Start SUPPLIED DATA
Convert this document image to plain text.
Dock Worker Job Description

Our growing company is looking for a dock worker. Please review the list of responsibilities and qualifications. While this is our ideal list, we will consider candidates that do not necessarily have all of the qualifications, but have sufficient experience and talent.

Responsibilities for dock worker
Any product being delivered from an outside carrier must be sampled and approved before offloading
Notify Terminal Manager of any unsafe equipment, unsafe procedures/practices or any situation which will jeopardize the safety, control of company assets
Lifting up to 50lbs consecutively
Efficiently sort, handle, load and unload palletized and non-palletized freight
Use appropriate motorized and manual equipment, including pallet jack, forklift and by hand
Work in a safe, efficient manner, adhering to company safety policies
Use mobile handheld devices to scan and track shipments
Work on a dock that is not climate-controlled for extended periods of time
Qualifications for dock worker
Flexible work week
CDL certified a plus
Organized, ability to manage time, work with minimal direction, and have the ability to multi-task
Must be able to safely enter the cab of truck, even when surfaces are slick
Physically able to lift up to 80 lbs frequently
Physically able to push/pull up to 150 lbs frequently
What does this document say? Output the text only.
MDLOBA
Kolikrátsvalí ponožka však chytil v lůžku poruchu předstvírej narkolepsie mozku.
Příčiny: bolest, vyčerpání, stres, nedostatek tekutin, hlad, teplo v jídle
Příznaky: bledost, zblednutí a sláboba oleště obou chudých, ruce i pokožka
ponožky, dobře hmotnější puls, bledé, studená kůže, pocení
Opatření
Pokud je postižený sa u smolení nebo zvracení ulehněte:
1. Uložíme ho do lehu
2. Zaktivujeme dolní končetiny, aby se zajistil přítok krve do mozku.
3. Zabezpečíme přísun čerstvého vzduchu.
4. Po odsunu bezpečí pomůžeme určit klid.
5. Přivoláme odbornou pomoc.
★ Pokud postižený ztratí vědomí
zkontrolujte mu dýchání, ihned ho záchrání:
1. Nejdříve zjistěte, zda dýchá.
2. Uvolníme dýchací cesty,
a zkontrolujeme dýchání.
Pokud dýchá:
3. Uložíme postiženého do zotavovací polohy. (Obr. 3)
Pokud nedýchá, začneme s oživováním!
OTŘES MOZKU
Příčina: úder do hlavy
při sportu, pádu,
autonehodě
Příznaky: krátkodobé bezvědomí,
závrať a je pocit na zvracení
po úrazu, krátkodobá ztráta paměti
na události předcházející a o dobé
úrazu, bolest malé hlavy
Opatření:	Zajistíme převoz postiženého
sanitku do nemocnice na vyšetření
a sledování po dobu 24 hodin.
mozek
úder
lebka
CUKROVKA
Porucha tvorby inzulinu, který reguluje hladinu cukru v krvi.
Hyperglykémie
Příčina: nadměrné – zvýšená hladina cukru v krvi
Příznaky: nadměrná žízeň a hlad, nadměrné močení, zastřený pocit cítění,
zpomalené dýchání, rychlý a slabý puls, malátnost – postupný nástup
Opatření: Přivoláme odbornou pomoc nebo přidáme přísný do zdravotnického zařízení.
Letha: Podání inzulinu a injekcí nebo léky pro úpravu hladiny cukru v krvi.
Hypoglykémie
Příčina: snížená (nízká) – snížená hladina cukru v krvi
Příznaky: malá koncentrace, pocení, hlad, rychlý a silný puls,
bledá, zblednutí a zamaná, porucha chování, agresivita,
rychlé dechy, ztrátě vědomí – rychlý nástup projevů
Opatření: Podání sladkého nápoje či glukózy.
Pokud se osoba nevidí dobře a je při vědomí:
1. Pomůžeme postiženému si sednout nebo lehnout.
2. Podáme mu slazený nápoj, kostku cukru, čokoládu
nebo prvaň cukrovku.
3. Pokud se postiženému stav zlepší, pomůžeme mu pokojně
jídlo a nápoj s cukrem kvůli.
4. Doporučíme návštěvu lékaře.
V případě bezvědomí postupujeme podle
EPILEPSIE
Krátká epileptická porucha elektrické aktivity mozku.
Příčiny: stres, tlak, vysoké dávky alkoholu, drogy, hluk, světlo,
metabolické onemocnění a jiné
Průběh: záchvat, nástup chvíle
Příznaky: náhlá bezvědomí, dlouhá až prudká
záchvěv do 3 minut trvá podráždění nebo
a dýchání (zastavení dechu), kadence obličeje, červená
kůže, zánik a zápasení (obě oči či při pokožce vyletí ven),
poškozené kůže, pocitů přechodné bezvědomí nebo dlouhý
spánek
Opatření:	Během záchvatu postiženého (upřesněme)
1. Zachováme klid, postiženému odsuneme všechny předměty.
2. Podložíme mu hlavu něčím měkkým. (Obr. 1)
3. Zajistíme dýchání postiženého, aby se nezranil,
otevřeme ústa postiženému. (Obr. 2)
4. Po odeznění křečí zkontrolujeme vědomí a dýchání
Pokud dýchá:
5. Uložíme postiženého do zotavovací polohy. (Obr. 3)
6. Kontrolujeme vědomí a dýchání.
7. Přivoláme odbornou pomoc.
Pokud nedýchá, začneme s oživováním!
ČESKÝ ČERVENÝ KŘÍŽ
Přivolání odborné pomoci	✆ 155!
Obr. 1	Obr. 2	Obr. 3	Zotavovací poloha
End SUPPLIED DATA
_GOAL_
Each entry above needs to be retyped exactly.

_OUTPUT OF THE EXERCISE_
Convert this document image to plain text.
Dock Worker Job Description

Our growing company is looking for a dock worker. Please review the list of responsibilities and qualifications. While this is our ideal list, we will consider candidates that do not necessarily have all of the qualifications, but have sufficient experience and talent.

Responsibilities for dock worker
Any product being delivered from an outside carrier must be sampled and approved before offloading
Notify Terminal Manager of any unsafe equipment, unsafe procedures/practices or any situation which will jeopardize the safety, control of company assets
Lifting up to 50lbs consecutively
Efficiently sort, handle, load and unload palletized and non-palletized freight
Use appropriate motorized and manual equipment, including pallet jack, forklift and by hand
Work in a safe, efficient manner, adhering to company safety policies
Use mobile handheld devices to scan and track shipments
Work on a dock that is not climate-controlled for extended periods of time
Qualifications for dock worker
Flexible work week
CDL certified a plus
Organized, ability to manage time, work with minimal direction, and have the ability to multi-task
Must be able to safely enter the cab of truck, even when surfaces are slick
Physically able to lift up to 80 lbs frequently
Physically able to push/pull up to 150 lbs frequently
What does this document say? Output the text only.
MDLOBA
Kolikrátsvalí ponožka však chytil v lůžku poruchu předstvírej narkolepsie mozku.
Příčiny: bolest, vyčerpání, stres, nedostatek tekutin, hlad, teplo v jídle
Příznaky: bledost, zblednutí a sláboba oleště obou chudých, ruce i pokožka
ponožky, dobře hmotnější puls, bledé, studená kůže, pocení
Opatření
Pokud je postižený sa u smolení nebo zvracení ulehněte:
1. Uložíme ho do lehu
2. Zaktivujeme dolní končetiny, aby se zajistil přítok krve do mozku.
3. Zabezpečíme přísun čerstvého vzduchu.
4. Po odsunu bezpečí pomůžeme určit klid.
5. Přivoláme odbornou pomoc.
★ Pokud postižený ztratí vědomí
zkontrolujte mu dýchání, ihned ho záchrání:
1. Nejdříve zjistěte, zda dýchá.
2. Uvolníme dýchací cesty,
a zkontrolujeme dýchání.
Pokud dýchá:
3. Uložíme postiženého do zotavovací polohy. (Obr. 3)
Pokud nedýchá, začneme s oživováním!
OTŘES MOZKU
Příčina: úder do hlavy
při sportu, pádu,
autonehodě
Příznaky: krátkodobé bezvědomí,
závrať a je pocit na zvracení
po úrazu, krátkodobá ztráta paměti
na události předcházející a o dobé
úrazu, bolest malé hlavy
Opatření:	Zajistíme převoz postiženého
sanitku do nemocnice na vyšetření
a sledování po dobu 24 hodin.
mozek
úder
lebka
CUKROVKA
Porucha tvorby inzulinu, který reguluje hladinu cukru v krvi.
Hyperglykémie
Příčina: nadměrné – zvýšená hladina cukru v krvi
Příznaky: nadměrná žízeň a hlad, nadměrné močení, zastřený pocit cítění,
zpomalené dýchání, rychlý a slabý puls, malátnost – postupný nástup
Opatření: Přivoláme odbornou pomoc nebo přidáme přísný do zdravotnického zařízení.
Letha: Podání inzulinu a injekcí nebo léky pro úpravu hladiny cukru v krvi.
Hypoglykémie
Příčina: snížená (nízká) – snížená hladina cukru v krvi
Příznaky: malá koncentrace, pocení, hlad, rychlý a silný puls,
bledá, zblednutí a zamaná, porucha chování, agresivita,
rychlé dechy, ztrátě vědomí – rychlý nástup projevů
Opatření: Podání sladkého nápoje či glukózy.
Pokud se osoba nevidí dobře a je při vědomí:
1. Pomůžeme postiženému si sednout nebo lehnout.
2. Podáme mu slazený nápoj, kostku cukru, čokoládu
nebo prvaň cukrovku.
3. Pokud se postiženému stav zlepší, pomůžeme mu pokojně
jídlo a nápoj s cukrem kvůli.
4. Doporučíme návštěvu lékaře.
V případě bezvědomí postupujeme podle
EPILEPSIE
Krátká epileptická porucha elektrické aktivity mozku.
Příčiny: stres, tlak, vysoké dávky alkoholu, drogy, hluk, světlo,
metabolické onemocnění a jiné
Průběh: záchvat, nástup chvíle
Příznaky: náhlá bezvědomí, dlouhá až prudká
záchvěv do 3 minut trvá podráždění nebo
a dýchání (zastavení dechu), kadence obličeje, červená
kůže, zánik a zápasení (obě oči či při pokožce vyletí ven),
poškozené kůže, pocitů přechodné bezvědomí nebo dlouhý
spánek
Opatření:	Během záchvatu postiženého (upřesněme)
1. Zachováme klid, postiženému odsuneme všechny předměty.
2. Podložíme mu hlavu něčím měkkým. (Obr. 1)
3. Zajistíme dýchání postiženého, aby se nezranil,
otevřeme ústa postiženému. (Obr. 2)
4. Po odeznění křečí zkontrolujeme vědomí a dýchání
Pokud dýchá:
5. Uložíme postiženého do zotavovací polohy. (Obr. 3)
6. Kontrolujeme vědomí a dýchání.
7. Přivoláme odbornou pomoc.
Pokud nedýchá, začneme s oživováním!
ČESKÝ ČERVENÝ KŘÍŽ
Přivolání odborné pomoci	✆ 155!
Obr. 1	Obr. 2	Obr. 3	Zotavovací poloha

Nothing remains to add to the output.